##### Supplied data
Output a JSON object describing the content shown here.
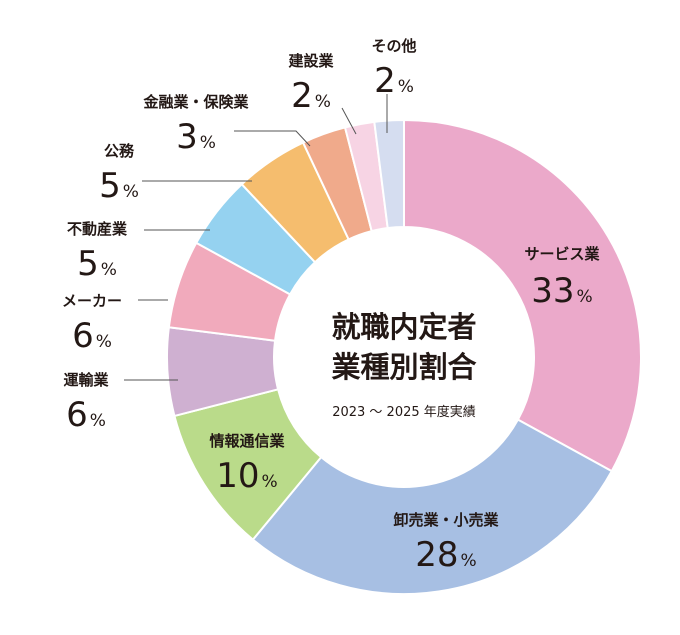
{
  "chart_data": {
    "type": "donut",
    "title_lines": [
      "就職内定者",
      "業種別割合"
    ],
    "subtitle": "2023 ～ 2025 年度実績",
    "unit": "%",
    "slices": [
      {
        "name": "サービス業",
        "value": 33,
        "color": "#eba9ca"
      },
      {
        "name": "卸売業・小売業",
        "value": 28,
        "color": "#a7bfe3"
      },
      {
        "name": "情報通信業",
        "value": 10,
        "color": "#badb8a"
      },
      {
        "name": "運輸業",
        "value": 6,
        "color": "#cfb0d1"
      },
      {
        "name": "メーカー",
        "value": 6,
        "color": "#f1aabc"
      },
      {
        "name": "不動産業",
        "value": 5,
        "color": "#95d2f0"
      },
      {
        "name": "公務",
        "value": 5,
        "color": "#f5bd6e"
      },
      {
        "name": "金融業・保険業",
        "value": 3,
        "color": "#f0aa8b"
      },
      {
        "name": "建設業",
        "value": 2,
        "color": "#f7d4e4"
      },
      {
        "name": "その他",
        "value": 2,
        "color": "#d5ddf0"
      }
    ]
  }
}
##########
**Exercise**
Transcribe the records word for word and include no pictures.

**Full output**
Output a JSON object describing the content shown here.
{
  "chart_data": {
    "type": "donut",
    "title_lines": [
      "就職内定者",
      "業種別割合"
    ],
    "subtitle": "2023 ～ 2025 年度実績",
    "unit": "%",
    "slices": [
      {
        "name": "サービス業",
        "value": 33,
        "color": "#eba9ca"
      },
      {
        "name": "卸売業・小売業",
        "value": 28,
        "color": "#a7bfe3"
      },
      {
        "name": "情報通信業",
        "value": 10,
        "color": "#badb8a"
      },
      {
        "name": "運輸業",
        "value": 6,
        "color": "#cfb0d1"
      },
      {
        "name": "メーカー",
        "value": 6,
        "color": "#f1aabc"
      },
      {
        "name": "不動産業",
        "value": 5,
        "color": "#95d2f0"
      },
      {
        "name": "公務",
        "value": 5,
        "color": "#f5bd6e"
      },
      {
        "name": "金融業・保険業",
        "value": 3,
        "color": "#f0aa8b"
      },
      {
        "name": "建設業",
        "value": 2,
        "color": "#f7d4e4"
      },
      {
        "name": "その他",
        "value": 2,
        "color": "#d5ddf0"
      }
    ]
  }
}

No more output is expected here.